Pull out every line below holding the word "this".

===============

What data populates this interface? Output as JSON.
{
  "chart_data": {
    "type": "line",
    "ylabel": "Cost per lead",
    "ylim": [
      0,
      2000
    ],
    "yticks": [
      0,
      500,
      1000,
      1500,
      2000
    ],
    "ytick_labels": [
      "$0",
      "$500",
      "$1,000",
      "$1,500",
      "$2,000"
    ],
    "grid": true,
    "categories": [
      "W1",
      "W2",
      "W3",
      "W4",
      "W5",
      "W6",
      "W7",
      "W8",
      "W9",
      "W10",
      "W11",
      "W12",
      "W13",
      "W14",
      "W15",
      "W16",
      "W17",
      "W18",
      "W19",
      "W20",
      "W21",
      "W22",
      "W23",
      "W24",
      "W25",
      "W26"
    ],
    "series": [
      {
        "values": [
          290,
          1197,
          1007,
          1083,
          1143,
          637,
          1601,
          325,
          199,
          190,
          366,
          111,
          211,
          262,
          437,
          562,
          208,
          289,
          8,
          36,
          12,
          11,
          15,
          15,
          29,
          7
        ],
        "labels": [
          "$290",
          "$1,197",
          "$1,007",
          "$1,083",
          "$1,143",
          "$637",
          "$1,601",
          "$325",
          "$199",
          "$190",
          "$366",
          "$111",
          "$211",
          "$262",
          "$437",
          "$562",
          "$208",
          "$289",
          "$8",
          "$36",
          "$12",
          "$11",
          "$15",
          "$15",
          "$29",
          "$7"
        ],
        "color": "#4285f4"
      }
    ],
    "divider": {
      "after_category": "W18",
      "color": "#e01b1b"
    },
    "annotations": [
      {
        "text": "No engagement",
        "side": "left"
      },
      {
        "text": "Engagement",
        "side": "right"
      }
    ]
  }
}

===============

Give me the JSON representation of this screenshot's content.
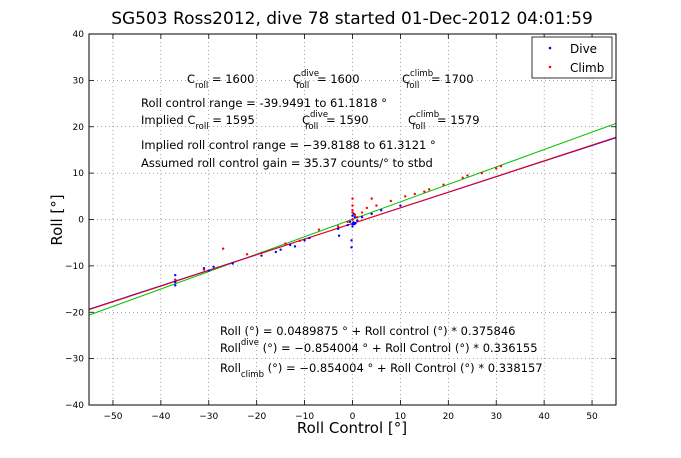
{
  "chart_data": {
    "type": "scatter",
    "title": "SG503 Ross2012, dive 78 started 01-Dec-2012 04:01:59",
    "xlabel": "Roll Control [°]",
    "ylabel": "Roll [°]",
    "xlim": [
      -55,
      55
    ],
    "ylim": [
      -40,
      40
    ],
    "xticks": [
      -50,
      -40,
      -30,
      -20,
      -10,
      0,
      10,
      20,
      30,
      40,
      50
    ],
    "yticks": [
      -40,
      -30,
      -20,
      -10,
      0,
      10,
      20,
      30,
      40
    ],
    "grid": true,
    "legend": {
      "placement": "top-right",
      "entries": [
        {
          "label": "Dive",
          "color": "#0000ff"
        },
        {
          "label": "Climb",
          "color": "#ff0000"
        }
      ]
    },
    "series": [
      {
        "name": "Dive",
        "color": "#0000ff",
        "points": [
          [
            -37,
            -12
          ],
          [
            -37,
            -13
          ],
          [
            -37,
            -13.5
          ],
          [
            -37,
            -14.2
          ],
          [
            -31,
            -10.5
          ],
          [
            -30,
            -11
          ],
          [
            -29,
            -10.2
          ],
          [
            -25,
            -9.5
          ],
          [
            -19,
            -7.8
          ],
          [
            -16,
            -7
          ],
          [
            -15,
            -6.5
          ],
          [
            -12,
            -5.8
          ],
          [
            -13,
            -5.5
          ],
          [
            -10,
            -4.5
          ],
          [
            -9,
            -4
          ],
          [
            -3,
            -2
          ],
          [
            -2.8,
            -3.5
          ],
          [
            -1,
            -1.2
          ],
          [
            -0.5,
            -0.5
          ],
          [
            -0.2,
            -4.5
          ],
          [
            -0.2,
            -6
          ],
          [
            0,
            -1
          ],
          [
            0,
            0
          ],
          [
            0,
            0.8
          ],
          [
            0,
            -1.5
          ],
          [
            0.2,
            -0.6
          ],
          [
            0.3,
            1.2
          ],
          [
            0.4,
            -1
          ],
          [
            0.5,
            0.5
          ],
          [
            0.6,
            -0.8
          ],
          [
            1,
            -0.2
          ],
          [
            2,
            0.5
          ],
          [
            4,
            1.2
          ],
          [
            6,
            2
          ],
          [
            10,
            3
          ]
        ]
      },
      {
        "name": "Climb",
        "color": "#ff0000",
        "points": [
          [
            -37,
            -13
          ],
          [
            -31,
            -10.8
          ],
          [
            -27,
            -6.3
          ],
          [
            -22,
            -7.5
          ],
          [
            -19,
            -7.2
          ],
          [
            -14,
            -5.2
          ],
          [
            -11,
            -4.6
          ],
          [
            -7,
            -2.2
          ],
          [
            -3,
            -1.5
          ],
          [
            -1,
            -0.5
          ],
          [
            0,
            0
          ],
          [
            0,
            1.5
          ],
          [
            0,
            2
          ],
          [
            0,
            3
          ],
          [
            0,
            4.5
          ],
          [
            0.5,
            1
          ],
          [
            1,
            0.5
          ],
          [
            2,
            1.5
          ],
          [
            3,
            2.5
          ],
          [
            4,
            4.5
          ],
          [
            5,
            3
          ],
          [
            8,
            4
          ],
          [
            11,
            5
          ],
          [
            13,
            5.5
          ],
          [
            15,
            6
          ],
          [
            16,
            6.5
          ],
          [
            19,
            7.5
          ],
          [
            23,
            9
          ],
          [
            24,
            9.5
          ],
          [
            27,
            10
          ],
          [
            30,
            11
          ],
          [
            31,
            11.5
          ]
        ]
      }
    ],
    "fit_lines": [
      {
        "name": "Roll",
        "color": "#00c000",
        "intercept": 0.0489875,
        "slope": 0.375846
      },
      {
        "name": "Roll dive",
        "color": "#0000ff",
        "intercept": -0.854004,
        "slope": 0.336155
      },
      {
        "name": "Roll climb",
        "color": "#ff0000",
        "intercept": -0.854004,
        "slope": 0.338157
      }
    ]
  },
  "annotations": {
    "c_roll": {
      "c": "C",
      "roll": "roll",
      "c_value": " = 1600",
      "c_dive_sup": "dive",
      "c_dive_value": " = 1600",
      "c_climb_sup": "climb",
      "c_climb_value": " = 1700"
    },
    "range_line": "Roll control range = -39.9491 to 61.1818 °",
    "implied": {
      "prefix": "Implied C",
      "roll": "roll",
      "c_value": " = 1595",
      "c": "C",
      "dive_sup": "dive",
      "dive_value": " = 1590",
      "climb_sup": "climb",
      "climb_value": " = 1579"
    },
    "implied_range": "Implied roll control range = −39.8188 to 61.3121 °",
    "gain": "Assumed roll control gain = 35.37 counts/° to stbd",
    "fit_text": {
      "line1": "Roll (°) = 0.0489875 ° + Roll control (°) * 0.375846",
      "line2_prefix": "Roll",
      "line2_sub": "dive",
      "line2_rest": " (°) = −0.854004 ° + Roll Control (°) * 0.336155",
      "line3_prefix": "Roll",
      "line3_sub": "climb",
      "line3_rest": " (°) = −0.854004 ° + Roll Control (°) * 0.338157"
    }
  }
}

===============

**WRITTEN RESPONSE:**
What data populates this interface? Output as JSON.
Give me the JSON representation of this screenshot's content.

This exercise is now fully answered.